* Material provided *
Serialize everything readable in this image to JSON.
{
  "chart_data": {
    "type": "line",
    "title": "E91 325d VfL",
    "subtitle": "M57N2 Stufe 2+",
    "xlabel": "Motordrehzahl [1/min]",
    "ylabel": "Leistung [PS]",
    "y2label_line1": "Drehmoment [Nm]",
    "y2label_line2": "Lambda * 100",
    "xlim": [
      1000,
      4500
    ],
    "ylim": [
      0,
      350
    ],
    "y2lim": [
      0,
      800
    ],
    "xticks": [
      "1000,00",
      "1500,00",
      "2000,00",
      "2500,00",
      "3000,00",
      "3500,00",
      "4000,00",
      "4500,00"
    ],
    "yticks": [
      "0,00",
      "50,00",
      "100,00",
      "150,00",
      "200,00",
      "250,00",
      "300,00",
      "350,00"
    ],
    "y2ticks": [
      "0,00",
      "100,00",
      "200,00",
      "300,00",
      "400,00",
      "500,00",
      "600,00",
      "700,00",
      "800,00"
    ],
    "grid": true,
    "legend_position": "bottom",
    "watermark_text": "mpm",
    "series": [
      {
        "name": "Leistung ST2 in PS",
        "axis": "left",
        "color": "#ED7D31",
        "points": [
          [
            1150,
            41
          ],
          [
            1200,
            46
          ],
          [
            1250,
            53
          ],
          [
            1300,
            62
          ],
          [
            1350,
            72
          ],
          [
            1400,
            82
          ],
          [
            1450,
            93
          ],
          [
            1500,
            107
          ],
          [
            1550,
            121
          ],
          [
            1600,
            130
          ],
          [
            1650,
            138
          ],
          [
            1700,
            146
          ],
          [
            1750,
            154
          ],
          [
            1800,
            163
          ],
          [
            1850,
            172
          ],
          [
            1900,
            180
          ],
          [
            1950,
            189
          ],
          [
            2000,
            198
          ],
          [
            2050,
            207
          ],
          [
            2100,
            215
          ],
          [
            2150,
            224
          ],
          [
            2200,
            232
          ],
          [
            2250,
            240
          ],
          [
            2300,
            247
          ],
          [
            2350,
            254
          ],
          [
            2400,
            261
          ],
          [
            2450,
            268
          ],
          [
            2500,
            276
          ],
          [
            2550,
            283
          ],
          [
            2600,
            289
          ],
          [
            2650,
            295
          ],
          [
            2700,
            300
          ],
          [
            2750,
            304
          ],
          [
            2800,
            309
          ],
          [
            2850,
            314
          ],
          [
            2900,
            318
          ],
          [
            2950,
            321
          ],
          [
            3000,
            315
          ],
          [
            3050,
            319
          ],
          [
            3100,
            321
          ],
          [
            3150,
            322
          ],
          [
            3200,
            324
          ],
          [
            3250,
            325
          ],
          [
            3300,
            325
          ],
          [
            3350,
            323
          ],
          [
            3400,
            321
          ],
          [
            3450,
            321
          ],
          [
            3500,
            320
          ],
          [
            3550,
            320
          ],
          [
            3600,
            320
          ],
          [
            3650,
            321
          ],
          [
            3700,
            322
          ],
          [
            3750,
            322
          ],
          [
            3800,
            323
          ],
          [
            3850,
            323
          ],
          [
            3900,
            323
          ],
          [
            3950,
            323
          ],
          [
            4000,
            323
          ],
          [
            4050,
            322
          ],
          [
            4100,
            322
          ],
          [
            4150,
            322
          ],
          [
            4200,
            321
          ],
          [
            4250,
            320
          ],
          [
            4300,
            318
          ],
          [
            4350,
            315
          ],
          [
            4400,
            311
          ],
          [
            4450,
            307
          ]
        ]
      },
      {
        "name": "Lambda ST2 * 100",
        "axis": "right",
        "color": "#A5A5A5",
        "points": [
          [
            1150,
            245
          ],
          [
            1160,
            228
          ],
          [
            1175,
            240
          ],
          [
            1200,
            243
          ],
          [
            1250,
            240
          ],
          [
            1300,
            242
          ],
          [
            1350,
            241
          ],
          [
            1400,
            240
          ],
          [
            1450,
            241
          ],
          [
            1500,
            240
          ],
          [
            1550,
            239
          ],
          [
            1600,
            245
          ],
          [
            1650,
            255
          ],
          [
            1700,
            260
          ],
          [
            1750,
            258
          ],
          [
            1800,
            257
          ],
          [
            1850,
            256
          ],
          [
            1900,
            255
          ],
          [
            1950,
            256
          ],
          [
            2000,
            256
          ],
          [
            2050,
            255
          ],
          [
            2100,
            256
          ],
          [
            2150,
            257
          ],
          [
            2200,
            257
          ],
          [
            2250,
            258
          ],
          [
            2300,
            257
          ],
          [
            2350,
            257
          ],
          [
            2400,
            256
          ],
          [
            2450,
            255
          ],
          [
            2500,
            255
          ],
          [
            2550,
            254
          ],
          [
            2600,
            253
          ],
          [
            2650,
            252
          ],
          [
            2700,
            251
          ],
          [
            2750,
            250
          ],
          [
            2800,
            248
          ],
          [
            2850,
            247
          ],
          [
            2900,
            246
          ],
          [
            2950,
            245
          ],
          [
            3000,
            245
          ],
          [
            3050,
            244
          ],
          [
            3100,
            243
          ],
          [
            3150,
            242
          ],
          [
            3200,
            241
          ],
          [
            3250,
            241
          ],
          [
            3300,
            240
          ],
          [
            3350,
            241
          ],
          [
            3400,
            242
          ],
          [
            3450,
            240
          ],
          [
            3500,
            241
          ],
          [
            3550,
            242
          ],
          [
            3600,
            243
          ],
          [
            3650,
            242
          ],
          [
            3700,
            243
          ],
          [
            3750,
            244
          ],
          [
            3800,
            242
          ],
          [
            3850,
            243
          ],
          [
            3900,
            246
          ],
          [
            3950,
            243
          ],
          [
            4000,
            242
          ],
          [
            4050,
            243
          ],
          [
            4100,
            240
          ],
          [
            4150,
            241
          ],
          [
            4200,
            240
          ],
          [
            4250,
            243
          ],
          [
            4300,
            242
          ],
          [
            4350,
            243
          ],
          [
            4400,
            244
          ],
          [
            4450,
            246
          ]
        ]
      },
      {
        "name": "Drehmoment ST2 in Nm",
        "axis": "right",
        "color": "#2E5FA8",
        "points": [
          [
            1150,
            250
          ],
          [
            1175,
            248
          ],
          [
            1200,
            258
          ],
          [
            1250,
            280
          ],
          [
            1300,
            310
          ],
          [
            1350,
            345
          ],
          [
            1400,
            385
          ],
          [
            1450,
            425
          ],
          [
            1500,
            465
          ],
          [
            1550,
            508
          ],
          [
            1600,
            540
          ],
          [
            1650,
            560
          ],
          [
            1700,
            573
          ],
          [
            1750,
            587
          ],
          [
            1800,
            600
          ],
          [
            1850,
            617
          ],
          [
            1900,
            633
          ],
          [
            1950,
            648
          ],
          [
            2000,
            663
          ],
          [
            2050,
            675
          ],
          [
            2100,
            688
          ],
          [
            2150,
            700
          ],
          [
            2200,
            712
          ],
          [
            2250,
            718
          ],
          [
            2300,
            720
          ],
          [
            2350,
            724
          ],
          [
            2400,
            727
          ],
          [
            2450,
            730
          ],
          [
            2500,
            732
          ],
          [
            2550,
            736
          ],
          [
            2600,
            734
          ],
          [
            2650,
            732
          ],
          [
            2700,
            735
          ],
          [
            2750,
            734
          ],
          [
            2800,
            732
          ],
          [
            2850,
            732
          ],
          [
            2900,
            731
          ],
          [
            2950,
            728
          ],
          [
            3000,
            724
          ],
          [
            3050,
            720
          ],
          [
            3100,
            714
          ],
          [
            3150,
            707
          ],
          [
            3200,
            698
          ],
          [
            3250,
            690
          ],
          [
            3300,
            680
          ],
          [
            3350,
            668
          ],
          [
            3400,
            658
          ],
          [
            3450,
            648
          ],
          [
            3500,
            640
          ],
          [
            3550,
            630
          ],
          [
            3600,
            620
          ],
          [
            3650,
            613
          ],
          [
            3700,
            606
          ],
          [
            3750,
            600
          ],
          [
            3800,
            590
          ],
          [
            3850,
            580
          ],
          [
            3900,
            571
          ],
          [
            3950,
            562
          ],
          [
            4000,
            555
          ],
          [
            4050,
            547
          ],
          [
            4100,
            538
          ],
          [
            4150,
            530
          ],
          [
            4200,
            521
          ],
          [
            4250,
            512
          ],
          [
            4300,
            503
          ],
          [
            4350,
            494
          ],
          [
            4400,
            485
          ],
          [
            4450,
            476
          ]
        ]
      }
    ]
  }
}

* Exercise *
Report each line in the preceding entries that holds the string "Leistung".

* Final answer *
    "ylabel": "Leistung [PS]",
        "name": "Leistung ST2 in PS",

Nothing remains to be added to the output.